Stored records
· · · ·
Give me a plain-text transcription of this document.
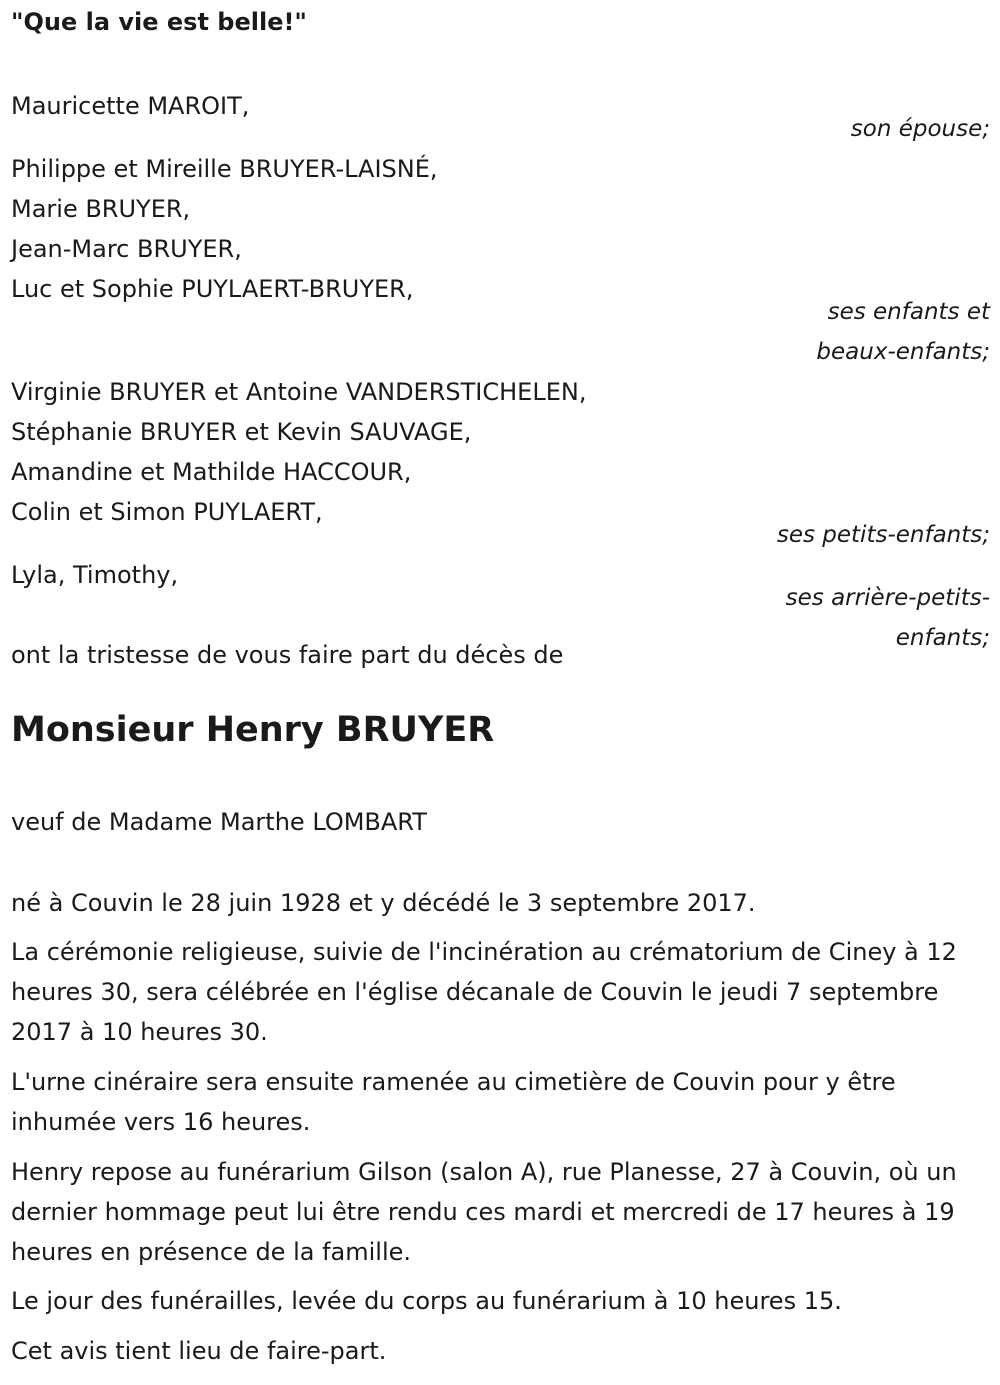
"Que la vie est belle!"
Mauricette MAROIT,
son épouse;
Philippe et Mireille BRUYER-LAISNÉ,
Marie BRUYER,
Jean-Marc BRUYER,
Luc et Sophie PUYLAERT-BRUYER,
ses enfants et
beaux-enfants;
Virginie BRUYER et Antoine VANDERSTICHELEN,
Stéphanie BRUYER et Kevin SAUVAGE,
Amandine et Mathilde HACCOUR,
Colin et Simon PUYLAERT,
ses petits-enfants;
Lyla, Timothy,
ses arrière-petits-
enfants;
ont la tristesse de vous faire part du décès de
Monsieur Henry BRUYER
veuf de Madame Marthe LOMBART
né à Couvin le 28 juin 1928 et y décédé le 3 septembre 2017.
La cérémonie religieuse, suivie de l'incinération au crématorium de Ciney à 12 heures 30, sera célébrée en l'église décanale de Couvin le jeudi 7 septembre 2017 à 10 heures 30.
L'urne cinéraire sera ensuite ramenée au cimetière de Couvin pour y être inhumée vers 16 heures.
Henry repose au funérarium Gilson (salon A), rue Planesse, 27 à Couvin, où un dernier hommage peut lui être rendu ces mardi et mercredi de 17 heures à 19 heures en présence de la famille.
Le jour des funérailles, levée du corps au funérarium à 10 heures 15.
Cet avis tient lieu de faire-part.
· · · ·
▶ _Prompt_
Using the listing above, show every line that includes the string "être".

▶ _Complete response_
L'urne cinéraire sera ensuite ramenée au cimetière de Couvin pour y être inhumée vers 16 heures.
Henry repose au funérarium Gilson (salon A), rue Planesse, 27 à Couvin, où un dernier hommage peut lui être rendu ces mardi et mercredi de 17 heures à 19 heures en présence de la famille.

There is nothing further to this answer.